**Required task**. Retype the material that follows, keeping every word as it is.

>> start Provided information

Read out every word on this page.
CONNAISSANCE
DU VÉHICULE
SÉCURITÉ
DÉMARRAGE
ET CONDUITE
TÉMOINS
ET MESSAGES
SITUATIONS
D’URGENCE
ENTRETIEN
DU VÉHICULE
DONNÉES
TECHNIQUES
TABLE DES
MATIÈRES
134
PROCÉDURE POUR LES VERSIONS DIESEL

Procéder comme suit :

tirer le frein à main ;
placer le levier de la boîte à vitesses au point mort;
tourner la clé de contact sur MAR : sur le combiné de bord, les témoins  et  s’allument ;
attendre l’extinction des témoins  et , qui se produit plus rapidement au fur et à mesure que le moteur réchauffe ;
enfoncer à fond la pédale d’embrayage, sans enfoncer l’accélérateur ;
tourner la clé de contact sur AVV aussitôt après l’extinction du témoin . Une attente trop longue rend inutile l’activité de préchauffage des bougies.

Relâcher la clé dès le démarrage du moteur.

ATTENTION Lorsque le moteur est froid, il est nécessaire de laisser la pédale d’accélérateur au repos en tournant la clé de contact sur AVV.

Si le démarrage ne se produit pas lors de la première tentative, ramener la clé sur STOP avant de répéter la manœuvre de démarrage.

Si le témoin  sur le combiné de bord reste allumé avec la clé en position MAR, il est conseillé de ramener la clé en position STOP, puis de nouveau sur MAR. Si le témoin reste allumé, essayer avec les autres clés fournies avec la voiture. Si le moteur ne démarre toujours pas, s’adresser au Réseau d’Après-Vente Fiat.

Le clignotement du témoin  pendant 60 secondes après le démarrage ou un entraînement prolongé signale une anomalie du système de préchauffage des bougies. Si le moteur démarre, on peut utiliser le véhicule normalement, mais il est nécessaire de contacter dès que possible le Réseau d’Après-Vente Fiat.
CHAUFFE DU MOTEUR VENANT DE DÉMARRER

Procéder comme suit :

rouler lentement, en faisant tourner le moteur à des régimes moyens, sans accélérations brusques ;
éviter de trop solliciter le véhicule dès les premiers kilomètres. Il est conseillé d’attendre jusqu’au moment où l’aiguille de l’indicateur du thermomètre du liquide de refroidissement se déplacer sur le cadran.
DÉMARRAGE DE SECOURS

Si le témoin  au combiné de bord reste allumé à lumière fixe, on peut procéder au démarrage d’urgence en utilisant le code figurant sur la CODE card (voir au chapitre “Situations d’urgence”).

>> end Provided information

**Result**.
Read out every word on this page.
CONNAISSANCE
DU VÉHICULE
SÉCURITÉ
DÉMARRAGE
ET CONDUITE
TÉMOINS
ET MESSAGES
SITUATIONS
D’URGENCE
ENTRETIEN
DU VÉHICULE
DONNÉES
TECHNIQUES
TABLE DES
MATIÈRES
134
PROCÉDURE POUR LES VERSIONS DIESEL

Procéder comme suit :

tirer le frein à main ;
placer le levier de la boîte à vitesses au point mort;
tourner la clé de contact sur MAR : sur le combiné de bord, les témoins  et  s’allument ;
attendre l’extinction des témoins  et , qui se produit plus rapidement au fur et à mesure que le moteur réchauffe ;
enfoncer à fond la pédale d’embrayage, sans enfoncer l’accélérateur ;
tourner la clé de contact sur AVV aussitôt après l’extinction du témoin . Une attente trop longue rend inutile l’activité de préchauffage des bougies.

Relâcher la clé dès le démarrage du moteur.

ATTENTION Lorsque le moteur est froid, il est nécessaire de laisser la pédale d’accélérateur au repos en tournant la clé de contact sur AVV.

Si le démarrage ne se produit pas lors de la première tentative, ramener la clé sur STOP avant de répéter la manœuvre de démarrage.

Si le témoin  sur le combiné de bord reste allumé avec la clé en position MAR, il est conseillé de ramener la clé en position STOP, puis de nouveau sur MAR. Si le témoin reste allumé, essayer avec les autres clés fournies avec la voiture. Si le moteur ne démarre toujours pas, s’adresser au Réseau d’Après-Vente Fiat.

Le clignotement du témoin  pendant 60 secondes après le démarrage ou un entraînement prolongé signale une anomalie du système de préchauffage des bougies. Si le moteur démarre, on peut utiliser le véhicule normalement, mais il est nécessaire de contacter dès que possible le Réseau d’Après-Vente Fiat.
CHAUFFE DU MOTEUR VENANT DE DÉMARRER

Procéder comme suit :

rouler lentement, en faisant tourner le moteur à des régimes moyens, sans accélérations brusques ;
éviter de trop solliciter le véhicule dès les premiers kilomètres. Il est conseillé d’attendre jusqu’au moment où l’aiguille de l’indicateur du thermomètre du liquide de refroidissement se déplacer sur le cadran.
DÉMARRAGE DE SECOURS

Si le témoin  au combiné de bord reste allumé à lumière fixe, on peut procéder au démarrage d’urgence en utilisant le code figurant sur la CODE card (voir au chapitre “Situations d’urgence”).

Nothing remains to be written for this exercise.